### The problem
Give the data a second time, exactly and in full.

[Saved entries]
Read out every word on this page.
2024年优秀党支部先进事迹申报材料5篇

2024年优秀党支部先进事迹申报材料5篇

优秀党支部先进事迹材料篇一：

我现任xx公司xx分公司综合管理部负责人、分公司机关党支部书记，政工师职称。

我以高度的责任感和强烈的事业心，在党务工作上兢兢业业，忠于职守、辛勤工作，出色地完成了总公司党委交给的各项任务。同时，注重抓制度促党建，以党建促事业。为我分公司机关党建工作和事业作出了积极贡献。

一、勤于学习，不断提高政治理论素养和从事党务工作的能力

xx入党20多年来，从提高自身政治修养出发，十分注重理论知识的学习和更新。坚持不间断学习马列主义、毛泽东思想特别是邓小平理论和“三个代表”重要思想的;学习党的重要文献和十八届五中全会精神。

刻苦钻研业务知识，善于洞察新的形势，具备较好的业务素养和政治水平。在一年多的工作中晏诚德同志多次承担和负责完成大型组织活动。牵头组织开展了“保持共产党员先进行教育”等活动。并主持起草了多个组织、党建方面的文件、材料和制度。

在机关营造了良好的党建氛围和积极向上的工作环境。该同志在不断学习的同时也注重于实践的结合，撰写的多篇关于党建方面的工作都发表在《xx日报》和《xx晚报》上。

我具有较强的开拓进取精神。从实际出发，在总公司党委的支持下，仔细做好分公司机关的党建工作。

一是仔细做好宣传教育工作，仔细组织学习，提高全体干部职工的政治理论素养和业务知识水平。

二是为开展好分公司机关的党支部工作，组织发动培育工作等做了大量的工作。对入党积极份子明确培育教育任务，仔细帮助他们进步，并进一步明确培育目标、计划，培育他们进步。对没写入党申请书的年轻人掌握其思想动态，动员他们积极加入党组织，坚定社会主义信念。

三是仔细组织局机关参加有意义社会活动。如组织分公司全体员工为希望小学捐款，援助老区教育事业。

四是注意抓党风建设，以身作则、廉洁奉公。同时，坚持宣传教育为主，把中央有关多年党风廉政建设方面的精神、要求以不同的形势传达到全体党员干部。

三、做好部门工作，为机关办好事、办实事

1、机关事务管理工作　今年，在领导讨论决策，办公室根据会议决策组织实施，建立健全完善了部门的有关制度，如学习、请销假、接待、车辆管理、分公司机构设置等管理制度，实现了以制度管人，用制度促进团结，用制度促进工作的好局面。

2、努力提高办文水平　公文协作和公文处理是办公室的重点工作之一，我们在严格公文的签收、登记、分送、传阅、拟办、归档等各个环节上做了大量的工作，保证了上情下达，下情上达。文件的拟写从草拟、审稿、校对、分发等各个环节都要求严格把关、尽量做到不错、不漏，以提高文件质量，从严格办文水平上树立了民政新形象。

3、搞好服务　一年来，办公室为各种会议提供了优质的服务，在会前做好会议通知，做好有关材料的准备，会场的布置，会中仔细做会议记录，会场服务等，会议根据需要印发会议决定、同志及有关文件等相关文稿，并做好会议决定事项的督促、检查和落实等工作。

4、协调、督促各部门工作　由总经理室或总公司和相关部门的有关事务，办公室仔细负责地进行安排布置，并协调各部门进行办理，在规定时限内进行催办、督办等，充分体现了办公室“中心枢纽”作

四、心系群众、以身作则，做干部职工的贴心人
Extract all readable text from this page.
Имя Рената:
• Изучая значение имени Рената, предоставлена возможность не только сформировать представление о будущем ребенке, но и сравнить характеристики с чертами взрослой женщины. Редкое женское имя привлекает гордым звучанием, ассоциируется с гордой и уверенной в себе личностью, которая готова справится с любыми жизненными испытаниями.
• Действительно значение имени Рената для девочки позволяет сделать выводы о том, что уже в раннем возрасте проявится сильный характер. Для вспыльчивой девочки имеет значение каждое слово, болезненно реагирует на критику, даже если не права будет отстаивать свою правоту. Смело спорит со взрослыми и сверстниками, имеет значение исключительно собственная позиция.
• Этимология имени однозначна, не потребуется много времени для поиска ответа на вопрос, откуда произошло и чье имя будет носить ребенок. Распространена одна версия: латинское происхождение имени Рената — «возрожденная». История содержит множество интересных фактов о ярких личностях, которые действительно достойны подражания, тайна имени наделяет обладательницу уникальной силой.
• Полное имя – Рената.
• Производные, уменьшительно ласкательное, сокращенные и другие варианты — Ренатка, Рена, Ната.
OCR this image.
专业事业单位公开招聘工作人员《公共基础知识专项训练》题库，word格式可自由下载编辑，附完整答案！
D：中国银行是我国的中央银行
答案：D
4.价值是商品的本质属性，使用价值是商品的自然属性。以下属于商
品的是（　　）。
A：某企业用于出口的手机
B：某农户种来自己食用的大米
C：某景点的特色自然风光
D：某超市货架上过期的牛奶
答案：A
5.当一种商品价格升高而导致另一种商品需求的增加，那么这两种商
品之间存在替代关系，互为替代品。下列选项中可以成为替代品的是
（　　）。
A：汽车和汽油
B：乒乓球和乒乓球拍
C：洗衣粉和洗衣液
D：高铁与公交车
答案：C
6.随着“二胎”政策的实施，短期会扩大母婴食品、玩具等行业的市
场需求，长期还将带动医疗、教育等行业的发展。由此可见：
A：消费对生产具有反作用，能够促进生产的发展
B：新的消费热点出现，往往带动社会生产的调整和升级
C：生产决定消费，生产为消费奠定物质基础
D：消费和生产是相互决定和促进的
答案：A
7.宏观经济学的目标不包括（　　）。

### Full response
Read out every word on this page.
2024年优秀党支部先进事迹申报材料5篇

2024年优秀党支部先进事迹申报材料5篇

优秀党支部先进事迹材料篇一：

我现任xx公司xx分公司综合管理部负责人、分公司机关党支部书记，政工师职称。

我以高度的责任感和强烈的事业心，在党务工作上兢兢业业，忠于职守、辛勤工作，出色地完成了总公司党委交给的各项任务。同时，注重抓制度促党建，以党建促事业。为我分公司机关党建工作和事业作出了积极贡献。

一、勤于学习，不断提高政治理论素养和从事党务工作的能力

xx入党20多年来，从提高自身政治修养出发，十分注重理论知识的学习和更新。坚持不间断学习马列主义、毛泽东思想特别是邓小平理论和“三个代表”重要思想的;学习党的重要文献和十八届五中全会精神。

刻苦钻研业务知识，善于洞察新的形势，具备较好的业务素养和政治水平。在一年多的工作中晏诚德同志多次承担和负责完成大型组织活动。牵头组织开展了“保持共产党员先进行教育”等活动。并主持起草了多个组织、党建方面的文件、材料和制度。

在机关营造了良好的党建氛围和积极向上的工作环境。该同志在不断学习的同时也注重于实践的结合，撰写的多篇关于党建方面的工作都发表在《xx日报》和《xx晚报》上。

我具有较强的开拓进取精神。从实际出发，在总公司党委的支持下，仔细做好分公司机关的党建工作。

一是仔细做好宣传教育工作，仔细组织学习，提高全体干部职工的政治理论素养和业务知识水平。

二是为开展好分公司机关的党支部工作，组织发动培育工作等做了大量的工作。对入党积极份子明确培育教育任务，仔细帮助他们进步，并进一步明确培育目标、计划，培育他们进步。对没写入党申请书的年轻人掌握其思想动态，动员他们积极加入党组织，坚定社会主义信念。

三是仔细组织局机关参加有意义社会活动。如组织分公司全体员工为希望小学捐款，援助老区教育事业。

四是注意抓党风建设，以身作则、廉洁奉公。同时，坚持宣传教育为主，把中央有关多年党风廉政建设方面的精神、要求以不同的形势传达到全体党员干部。

三、做好部门工作，为机关办好事、办实事

1、机关事务管理工作　今年，在领导讨论决策，办公室根据会议决策组织实施，建立健全完善了部门的有关制度，如学习、请销假、接待、车辆管理、分公司机构设置等管理制度，实现了以制度管人，用制度促进团结，用制度促进工作的好局面。

2、努力提高办文水平　公文协作和公文处理是办公室的重点工作之一，我们在严格公文的签收、登记、分送、传阅、拟办、归档等各个环节上做了大量的工作，保证了上情下达，下情上达。文件的拟写从草拟、审稿、校对、分发等各个环节都要求严格把关、尽量做到不错、不漏，以提高文件质量，从严格办文水平上树立了民政新形象。

3、搞好服务　一年来，办公室为各种会议提供了优质的服务，在会前做好会议通知，做好有关材料的准备，会场的布置，会中仔细做会议记录，会场服务等，会议根据需要印发会议决定、同志及有关文件等相关文稿，并做好会议决定事项的督促、检查和落实等工作。

4、协调、督促各部门工作　由总经理室或总公司和相关部门的有关事务，办公室仔细负责地进行安排布置，并协调各部门进行办理，在规定时限内进行催办、督办等，充分体现了办公室“中心枢纽”作

四、心系群众、以身作则，做干部职工的贴心人
Extract all readable text from this page.
Имя Рената:
• Изучая значение имени Рената, предоставлена возможность не только сформировать представление о будущем ребенке, но и сравнить характеристики с чертами взрослой женщины. Редкое женское имя привлекает гордым звучанием, ассоциируется с гордой и уверенной в себе личностью, которая готова справится с любыми жизненными испытаниями.
• Действительно значение имени Рената для девочки позволяет сделать выводы о том, что уже в раннем возрасте проявится сильный характер. Для вспыльчивой девочки имеет значение каждое слово, болезненно реагирует на критику, даже если не права будет отстаивать свою правоту. Смело спорит со взрослыми и сверстниками, имеет значение исключительно собственная позиция.
• Этимология имени однозначна, не потребуется много времени для поиска ответа на вопрос, откуда произошло и чье имя будет носить ребенок. Распространена одна версия: латинское происхождение имени Рената — «возрожденная». История содержит множество интересных фактов о ярких личностях, которые действительно достойны подражания, тайна имени наделяет обладательницу уникальной силой.
• Полное имя – Рената.
• Производные, уменьшительно ласкательное, сокращенные и другие варианты — Ренатка, Рена, Ната.
OCR this image.
专业事业单位公开招聘工作人员《公共基础知识专项训练》题库，word格式可自由下载编辑，附完整答案！
D：中国银行是我国的中央银行
答案：D
4.价值是商品的本质属性，使用价值是商品的自然属性。以下属于商
品的是（　　）。
A：某企业用于出口的手机
B：某农户种来自己食用的大米
C：某景点的特色自然风光
D：某超市货架上过期的牛奶
答案：A
5.当一种商品价格升高而导致另一种商品需求的增加，那么这两种商
品之间存在替代关系，互为替代品。下列选项中可以成为替代品的是
（　　）。
A：汽车和汽油
B：乒乓球和乒乓球拍
C：洗衣粉和洗衣液
D：高铁与公交车
答案：C
6.随着“二胎”政策的实施，短期会扩大母婴食品、玩具等行业的市
场需求，长期还将带动医疗、教育等行业的发展。由此可见：
A：消费对生产具有反作用，能够促进生产的发展
B：新的消费热点出现，往往带动社会生产的调整和升级
C：生产决定消费，生产为消费奠定物质基础
D：消费和生产是相互决定和促进的
答案：A
7.宏观经济学的目标不包括（　　）。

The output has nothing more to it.